> Task goal:
Make an exact copy of the listing below.

(Dataset items)
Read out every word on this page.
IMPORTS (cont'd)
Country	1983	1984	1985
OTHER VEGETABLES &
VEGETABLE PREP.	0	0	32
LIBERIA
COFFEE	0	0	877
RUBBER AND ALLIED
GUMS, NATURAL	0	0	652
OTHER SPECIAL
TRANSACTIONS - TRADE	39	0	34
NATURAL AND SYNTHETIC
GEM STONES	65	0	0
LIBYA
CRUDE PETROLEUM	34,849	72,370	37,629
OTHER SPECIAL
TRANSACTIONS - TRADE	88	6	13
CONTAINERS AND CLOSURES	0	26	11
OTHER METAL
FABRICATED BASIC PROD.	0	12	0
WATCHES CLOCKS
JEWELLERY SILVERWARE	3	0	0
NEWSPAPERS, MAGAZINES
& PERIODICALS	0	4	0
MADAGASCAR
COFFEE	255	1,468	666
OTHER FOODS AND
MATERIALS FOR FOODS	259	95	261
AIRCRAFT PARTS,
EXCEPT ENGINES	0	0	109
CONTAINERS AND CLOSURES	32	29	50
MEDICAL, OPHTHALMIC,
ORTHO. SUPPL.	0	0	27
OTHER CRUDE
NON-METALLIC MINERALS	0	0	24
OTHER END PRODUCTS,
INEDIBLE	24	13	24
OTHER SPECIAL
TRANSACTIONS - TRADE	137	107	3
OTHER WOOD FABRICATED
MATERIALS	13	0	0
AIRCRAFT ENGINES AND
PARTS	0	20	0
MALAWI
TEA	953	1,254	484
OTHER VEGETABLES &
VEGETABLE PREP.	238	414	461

> Exercise output:
Read out every word on this page.
IMPORTS (cont'd)
Country	1983	1984	1985
OTHER VEGETABLES &
VEGETABLE PREP.	0	0	32
LIBERIA
COFFEE	0	0	877
RUBBER AND ALLIED
GUMS, NATURAL	0	0	652
OTHER SPECIAL
TRANSACTIONS - TRADE	39	0	34
NATURAL AND SYNTHETIC
GEM STONES	65	0	0
LIBYA
CRUDE PETROLEUM	34,849	72,370	37,629
OTHER SPECIAL
TRANSACTIONS - TRADE	88	6	13
CONTAINERS AND CLOSURES	0	26	11
OTHER METAL
FABRICATED BASIC PROD.	0	12	0
WATCHES CLOCKS
JEWELLERY SILVERWARE	3	0	0
NEWSPAPERS, MAGAZINES
& PERIODICALS	0	4	0
MADAGASCAR
COFFEE	255	1,468	666
OTHER FOODS AND
MATERIALS FOR FOODS	259	95	261
AIRCRAFT PARTS,
EXCEPT ENGINES	0	0	109
CONTAINERS AND CLOSURES	32	29	50
MEDICAL, OPHTHALMIC,
ORTHO. SUPPL.	0	0	27
OTHER CRUDE
NON-METALLIC MINERALS	0	0	24
OTHER END PRODUCTS,
INEDIBLE	24	13	24
OTHER SPECIAL
TRANSACTIONS - TRADE	137	107	3
OTHER WOOD FABRICATED
MATERIALS	13	0	0
AIRCRAFT ENGINES AND
PARTS	0	20	0
MALAWI
TEA	953	1,254	484
OTHER VEGETABLES &
VEGETABLE PREP.	238	414	461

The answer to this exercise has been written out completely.